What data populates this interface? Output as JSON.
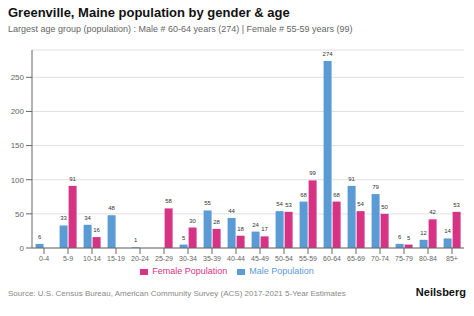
{
  "chart_data": {
    "type": "bar",
    "title": "Greenville, Maine population by gender & age",
    "subtitle": "Largest age group (population) : Male # 60-64 years (274) | Female # 55-59 years (99)",
    "annotations": [
      "Source: U.S. Census Bureau, American Community Survey (ACS) 2017-2021 5-Year Estimates",
      "Neilsberg"
    ],
    "categories": [
      "0-4",
      "5-9",
      "10-14",
      "15-19",
      "20-24",
      "25-29",
      "30-34",
      "35-39",
      "40-44",
      "45-49",
      "50-54",
      "55-59",
      "60-64",
      "65-69",
      "70-74",
      "75-79",
      "80-84",
      "85+"
    ],
    "series": [
      {
        "name": "Male Population",
        "color": "#5b9bd5",
        "values": [
          6,
          33,
          34,
          48,
          1,
          0,
          5,
          55,
          44,
          24,
          54,
          68,
          274,
          91,
          79,
          6,
          12,
          14
        ]
      },
      {
        "name": "Female Population",
        "color": "#d63384",
        "values": [
          0,
          91,
          16,
          0,
          0,
          58,
          30,
          28,
          18,
          17,
          53,
          99,
          68,
          54,
          50,
          5,
          42,
          53
        ]
      }
    ],
    "ylim": [
      0,
      290
    ],
    "yticks": [
      0,
      50,
      100,
      150,
      200,
      250
    ],
    "grid": true,
    "data_labels": true,
    "legend": "bottom"
  }
}
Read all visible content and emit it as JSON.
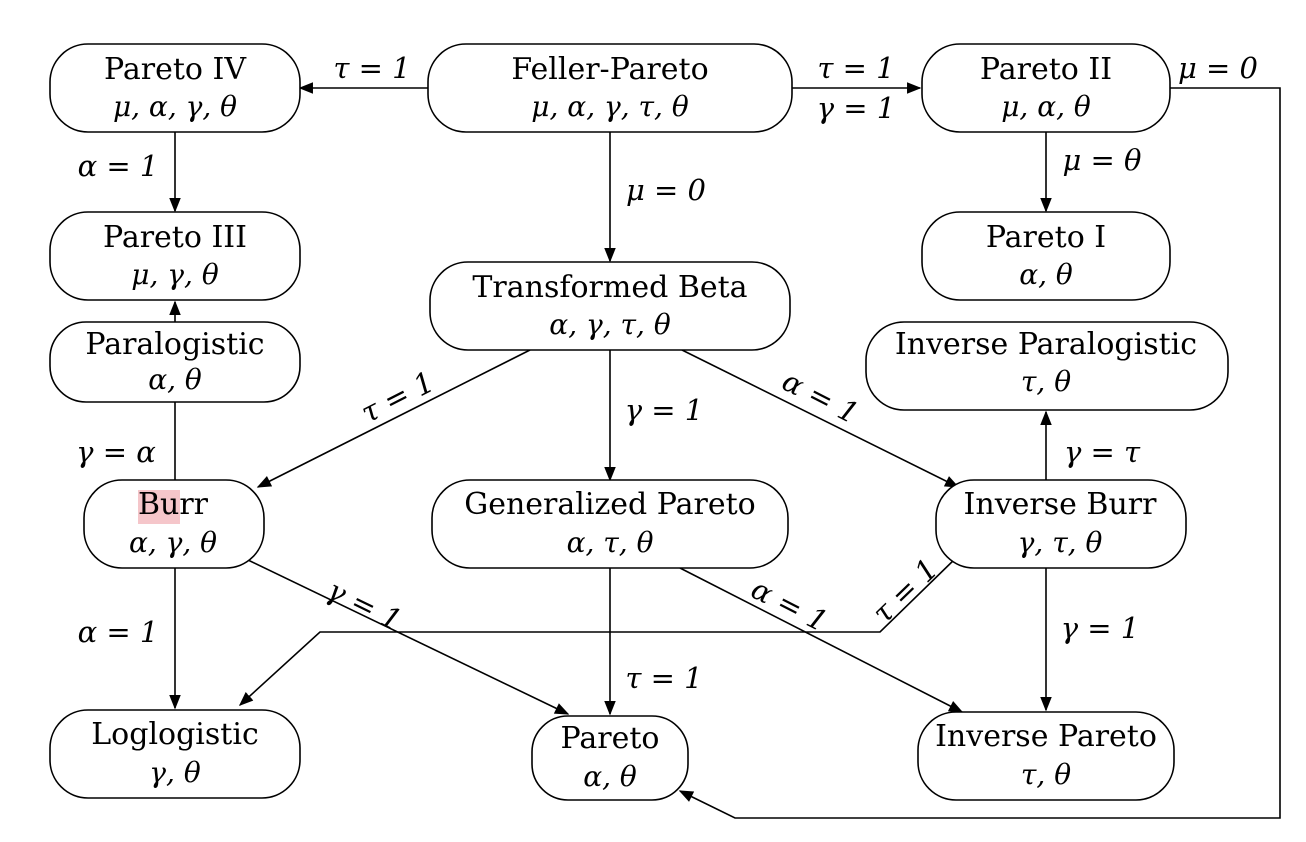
{
  "nodes": {
    "pareto_iv": {
      "title": "Pareto IV",
      "params": "μ, α, γ, θ"
    },
    "feller_pareto": {
      "title": "Feller-Pareto",
      "params": "μ, α, γ, τ, θ"
    },
    "pareto_ii": {
      "title": "Pareto II",
      "params": "μ, α, θ"
    },
    "pareto_iii": {
      "title": "Pareto III",
      "params": "μ, γ, θ"
    },
    "pareto_i": {
      "title": "Pareto I",
      "params": "α, θ"
    },
    "transformed_beta": {
      "title": "Transformed Beta",
      "params": "α, γ, τ, θ"
    },
    "paralogistic": {
      "title": "Paralogistic",
      "params": "α, θ"
    },
    "inverse_paralogistic": {
      "title": "Inverse Paralogistic",
      "params": "τ, θ"
    },
    "burr": {
      "title": "Burr",
      "params": "α, γ, θ"
    },
    "generalized_pareto": {
      "title": "Generalized Pareto",
      "params": "α, τ, θ"
    },
    "inverse_burr": {
      "title": "Inverse Burr",
      "params": "γ, τ, θ"
    },
    "loglogistic": {
      "title": "Loglogistic",
      "params": "γ, θ"
    },
    "pareto": {
      "title": "Pareto",
      "params": "α, θ"
    },
    "inverse_pareto": {
      "title": "Inverse Pareto",
      "params": "τ, θ"
    }
  },
  "edges": {
    "fp_to_p4": "τ = 1",
    "fp_to_p2_a": "τ = 1",
    "fp_to_p2_b": "γ = 1",
    "p2_to_pareto": "μ = 0",
    "p4_to_p3": "α = 1",
    "fp_to_tb": "μ = 0",
    "p2_to_p1": "μ = θ",
    "tb_to_burr": "τ = 1",
    "tb_to_gp": "γ = 1",
    "tb_to_ib": "α = 1",
    "burr_to_paralogistic": "γ = α",
    "ib_to_inv_paralogistic": "γ = τ",
    "burr_to_pareto": "γ = 1",
    "gp_to_ip": "α = 1",
    "ib_to_loglogistic": "τ = 1",
    "burr_to_loglogistic": "α = 1",
    "gp_to_pareto": "τ = 1",
    "ib_to_ip": "γ = 1"
  },
  "highlight": {
    "target": "burr",
    "color": "#f2b3b8"
  }
}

========================================

THE TASK
Locate all lines in the listing above with the word "Female" and copy them.

EXERCISE RESULT
    "subtitle": "Largest age group (population) : Male # 60-64 years (274) | Female # 55-59 years (99)",
        "name": "Female Population",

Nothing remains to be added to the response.